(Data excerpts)

[Begin]

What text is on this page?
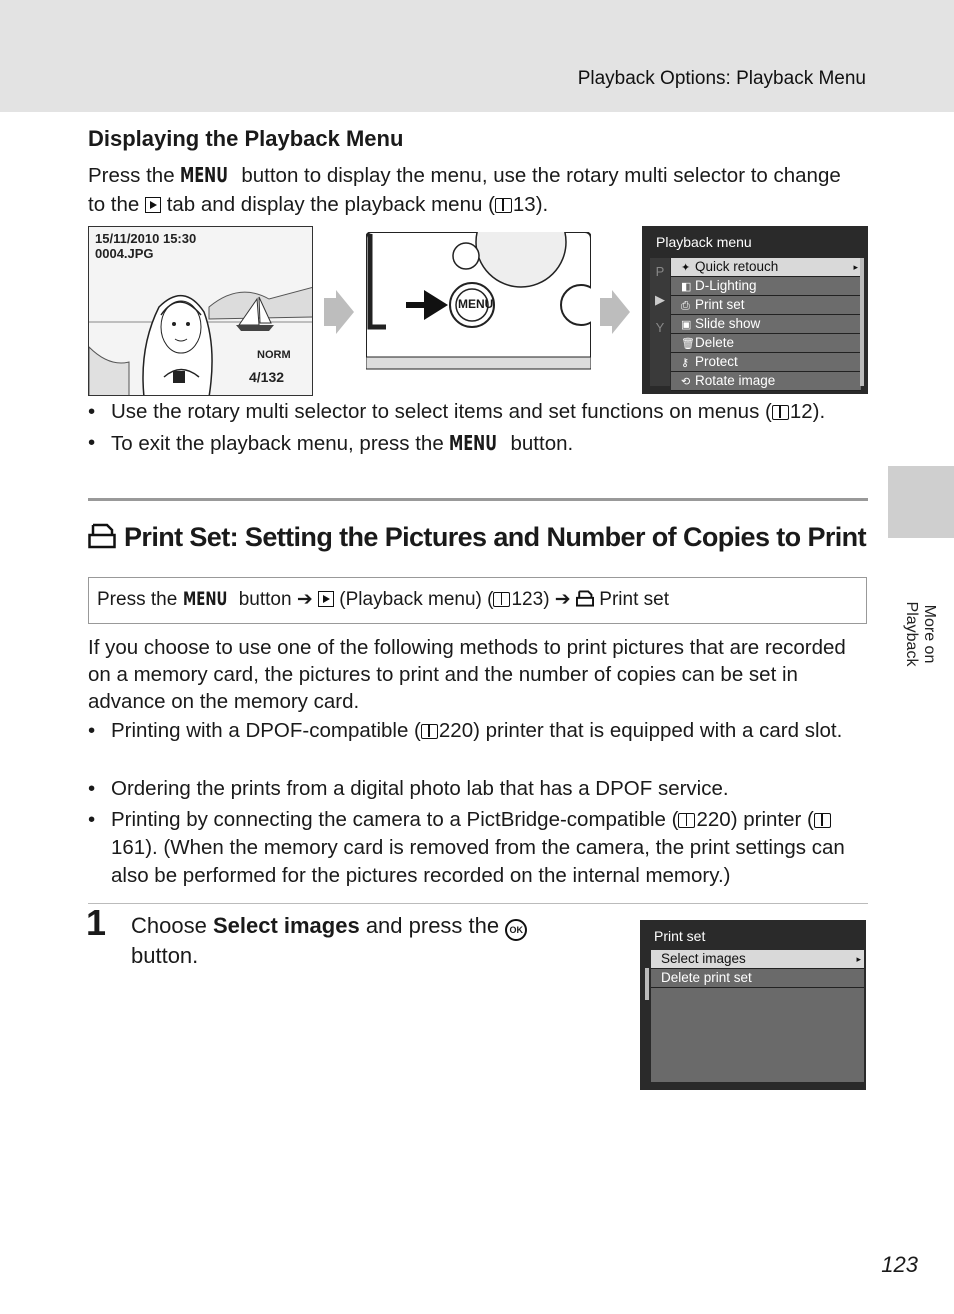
Playback Options: Playback Menu
Displaying the Playback Menu
Press the MENU button to display the menu, use the rotary multi selector to change
to the  tab and display the playback menu ( 13).
15/11/2010 15:30
0004.JPG
NORM
4/132
MENU
Playback menu
P
▶
Y
✦ Quick retouch	▸
◧ D-Lighting
⎙ Print set
▣ Slide show
🗑Delete
⚷ Protect
⟲ Rotate image
• Use the rotary multi selector to select items and set functions on menus ( 12).
• To exit the playback menu, press the MENU button.
Print Set: Setting the Pictures and Number of Copies to Print
Press the MENU button ➔  (Playback menu) ( 123) ➔  Print set
If you choose to use one of the following methods to print pictures that are recorded on a memory card, the pictures to print and the number of copies can be set in advance on the memory card.
• Printing with a DPOF-compatible ( 220) printer that is equipped with a card slot.
• Ordering the prints from a digital photo lab that has a DPOF service.
• Printing by connecting the camera to a PictBridge-compatible ( 220) printer (161). (When the memory card is removed from the camera, the print settings can also be performed for the pictures recorded on the internal memory.)
1 Choose Select images and press the OK
button.
Print set
Select images	▸
Delete print set
More on Playback
123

[End]

**Written request**: Set each line of the records down exactly, leaving every picture out.

**Written reply**:
What text is on this page?
Playback Options: Playback Menu
Displaying the Playback Menu
Press the MENU button to display the menu, use the rotary multi selector to change
to the  tab and display the playback menu ( 13).
15/11/2010 15:30
0004.JPG
NORM
4/132
MENU
Playback menu
P
▶
Y
✦ Quick retouch	▸
◧ D-Lighting
⎙ Print set
▣ Slide show
🗑Delete
⚷ Protect
⟲ Rotate image
• Use the rotary multi selector to select items and set functions on menus ( 12).
• To exit the playback menu, press the MENU button.
Print Set: Setting the Pictures and Number of Copies to Print
Press the MENU button ➔  (Playback menu) ( 123) ➔  Print set
If you choose to use one of the following methods to print pictures that are recorded on a memory card, the pictures to print and the number of copies can be set in advance on the memory card.
• Printing with a DPOF-compatible ( 220) printer that is equipped with a card slot.
• Ordering the prints from a digital photo lab that has a DPOF service.
• Printing by connecting the camera to a PictBridge-compatible ( 220) printer (161). (When the memory card is removed from the camera, the print settings can also be performed for the pictures recorded on the internal memory.)
1 Choose Select images and press the OK
button.
Print set
Select images	▸
Delete print set
More on Playback
123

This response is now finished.